▶ [Required task] Transcribe the listing exactly, leaving out every picture.

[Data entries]
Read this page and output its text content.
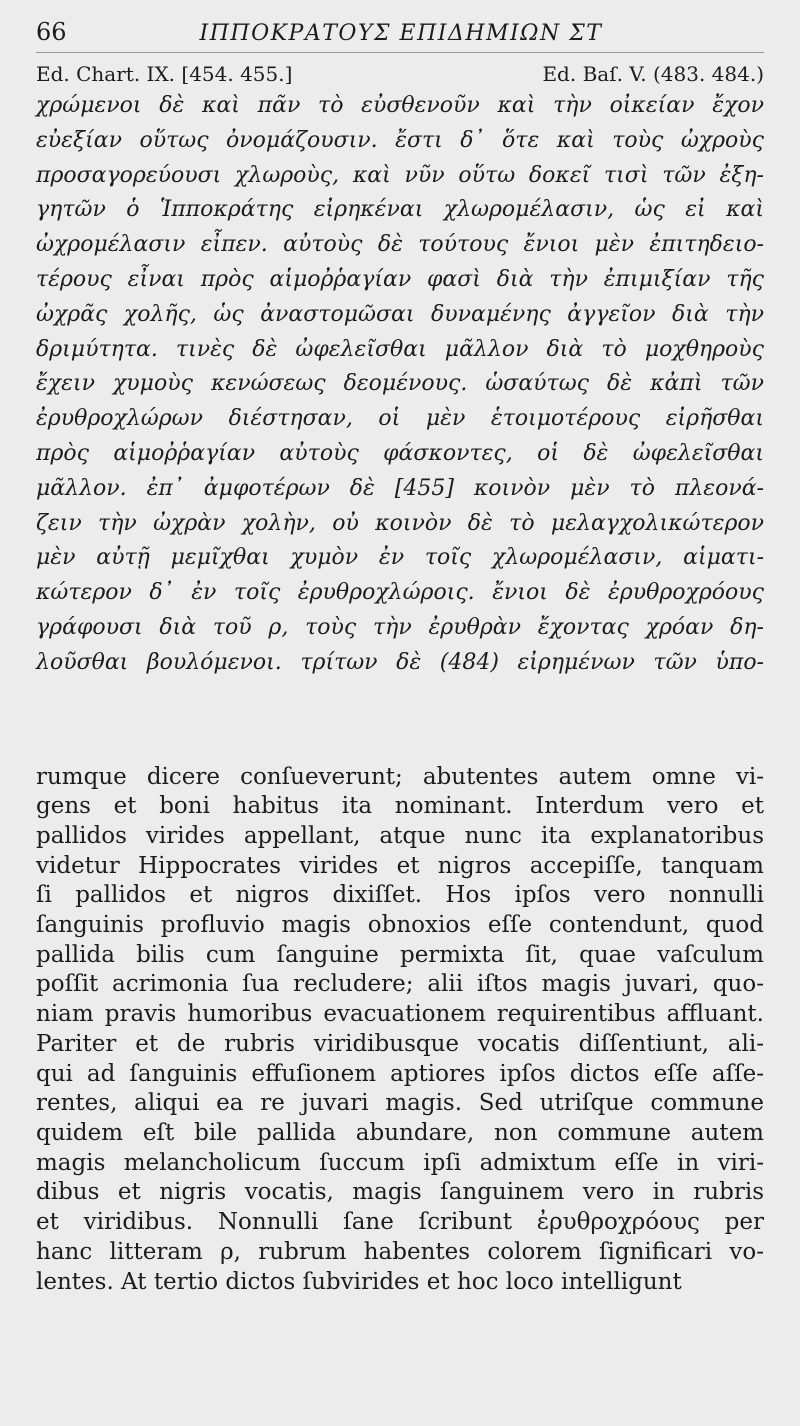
66	ΙΠΠΟΚΡΑΤΟΥΣ ΕΠΙΔΗΜΙΩΝ ΣΤ
Ed. Chart. IX. [454. 455.]	Ed. Baſ. V. (483. 484.)
χρώμενοι δὲ καὶ πᾶν τὸ εὐσθενοῦν καὶ τὴν οἰκείαν ἔχον
εὐεξίαν οὕτως ὀνομάζουσιν. ἔστι δ᾽ ὅτε καὶ τοὺς ὠχροὺς
προσαγορεύουσι χλωροὺς, καὶ νῦν οὕτω δοκεῖ τισὶ τῶν ἐξη-
γητῶν ὁ Ἱπποκράτης εἰρηκέναι χλωρομέλασιν, ὡς εἰ καὶ
ὠχρομέλασιν εἶπεν. αὐτοὺς δὲ τούτους ἔνιοι μὲν ἐπιτηδειο-
τέρους εἶναι πρὸς αἱμοῤῥαγίαν φασὶ διὰ τὴν ἐπιμιξίαν τῆς
ὠχρᾶς χολῆς, ὡς ἀναστομῶσαι δυναμένης ἀγγεῖον διὰ τὴν
δριμύτητα. τινὲς δὲ ὠφελεῖσθαι μᾶλλον διὰ τὸ μοχθηροὺς
ἔχειν χυμοὺς κενώσεως δεομένους. ὡσαύτως δὲ κἀπὶ τῶν
ἐρυθροχλώρων διέστησαν, οἱ μὲν ἑτοιμοτέρους εἰρῆσθαι
πρὸς αἱμοῤῥαγίαν αὐτοὺς φάσκοντες, οἱ δὲ ὠφελεῖσθαι
μᾶλλον. ἐπ᾽ ἀμφοτέρων δὲ [455] κοινὸν μὲν τὸ πλεονά-
ζειν τὴν ὠχρὰν χολὴν, οὐ κοινὸν δὲ τὸ μελαγχολικώτερον
μὲν αὐτῇ μεμῖχθαι χυμὸν ἐν τοῖς χλωρομέλασιν, αἱματι-
κώτερον δ᾽ ἐν τοῖς ἐρυθροχλώροις. ἔνιοι δὲ ἐρυθροχρόους
γράφουσι διὰ τοῦ ρ, τοὺς τὴν ἐρυθρὰν ἔχοντας χρόαν δη-
λοῦσθαι βουλόμενοι. τρίτων δὲ (484) εἰρημένων τῶν ὑπο-
rumque dicere conſueverunt; abutentes autem omne vi-
gens et boni habitus ita nominant. Interdum vero et
pallidos virides appellant, atque nunc ita explanatoribus
videtur Hippocrates virides et nigros accepiſſe, tanquam
ſi pallidos et nigros dixiſſet. Hos ipſos vero nonnulli
ſanguinis profluvio magis obnoxios eſſe contendunt, quod
pallida bilis cum ſanguine permixta ſit, quae vaſculum
poſſit acrimonia ſua recludere; alii iſtos magis juvari, quo-
niam pravis humoribus evacuationem requirentibus affluant.
Pariter et de rubris viridibusque vocatis diſſentiunt, ali-
qui ad ſanguinis effuſionem aptiores ipſos dictos eſſe aſſe-
rentes, aliqui ea re juvari magis. Sed utriſque commune
quidem eſt bile pallida abundare, non commune autem
magis melancholicum ſuccum ipſi admixtum eſſe in viri-
dibus et nigris vocatis, magis ſanguinem vero in rubris
et viridibus. Nonnulli ſane ſcribunt ἐρυθροχρόους per
hanc litteram ρ, rubrum habentes colorem ſignificari vo-
lentes. At tertio dictos ſubvirides et hoc loco intelligunt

▶ [Solution]
Read this page and output its text content.
66	ΙΠΠΟΚΡΑΤΟΥΣ ΕΠΙΔΗΜΙΩΝ ΣΤ
Ed. Chart. IX. [454. 455.]	Ed. Baſ. V. (483. 484.)
χρώμενοι δὲ καὶ πᾶν τὸ εὐσθενοῦν καὶ τὴν οἰκείαν ἔχον
εὐεξίαν οὕτως ὀνομάζουσιν. ἔστι δ᾽ ὅτε καὶ τοὺς ὠχροὺς
προσαγορεύουσι χλωροὺς, καὶ νῦν οὕτω δοκεῖ τισὶ τῶν ἐξη-
γητῶν ὁ Ἱπποκράτης εἰρηκέναι χλωρομέλασιν, ὡς εἰ καὶ
ὠχρομέλασιν εἶπεν. αὐτοὺς δὲ τούτους ἔνιοι μὲν ἐπιτηδειο-
τέρους εἶναι πρὸς αἱμοῤῥαγίαν φασὶ διὰ τὴν ἐπιμιξίαν τῆς
ὠχρᾶς χολῆς, ὡς ἀναστομῶσαι δυναμένης ἀγγεῖον διὰ τὴν
δριμύτητα. τινὲς δὲ ὠφελεῖσθαι μᾶλλον διὰ τὸ μοχθηροὺς
ἔχειν χυμοὺς κενώσεως δεομένους. ὡσαύτως δὲ κἀπὶ τῶν
ἐρυθροχλώρων διέστησαν, οἱ μὲν ἑτοιμοτέρους εἰρῆσθαι
πρὸς αἱμοῤῥαγίαν αὐτοὺς φάσκοντες, οἱ δὲ ὠφελεῖσθαι
μᾶλλον. ἐπ᾽ ἀμφοτέρων δὲ [455] κοινὸν μὲν τὸ πλεονά-
ζειν τὴν ὠχρὰν χολὴν, οὐ κοινὸν δὲ τὸ μελαγχολικώτερον
μὲν αὐτῇ μεμῖχθαι χυμὸν ἐν τοῖς χλωρομέλασιν, αἱματι-
κώτερον δ᾽ ἐν τοῖς ἐρυθροχλώροις. ἔνιοι δὲ ἐρυθροχρόους
γράφουσι διὰ τοῦ ρ, τοὺς τὴν ἐρυθρὰν ἔχοντας χρόαν δη-
λοῦσθαι βουλόμενοι. τρίτων δὲ (484) εἰρημένων τῶν ὑπο-
rumque dicere conſueverunt; abutentes autem omne vi-
gens et boni habitus ita nominant. Interdum vero et
pallidos virides appellant, atque nunc ita explanatoribus
videtur Hippocrates virides et nigros accepiſſe, tanquam
ſi pallidos et nigros dixiſſet. Hos ipſos vero nonnulli
ſanguinis profluvio magis obnoxios eſſe contendunt, quod
pallida bilis cum ſanguine permixta ſit, quae vaſculum
poſſit acrimonia ſua recludere; alii iſtos magis juvari, quo-
niam pravis humoribus evacuationem requirentibus affluant.
Pariter et de rubris viridibusque vocatis diſſentiunt, ali-
qui ad ſanguinis effuſionem aptiores ipſos dictos eſſe aſſe-
rentes, aliqui ea re juvari magis. Sed utriſque commune
quidem eſt bile pallida abundare, non commune autem
magis melancholicum ſuccum ipſi admixtum eſſe in viri-
dibus et nigris vocatis, magis ſanguinem vero in rubris
et viridibus. Nonnulli ſane ſcribunt ἐρυθροχρόους per
hanc litteram ρ, rubrum habentes colorem ſignificari vo-
lentes. At tertio dictos ſubvirides et hoc loco intelligunt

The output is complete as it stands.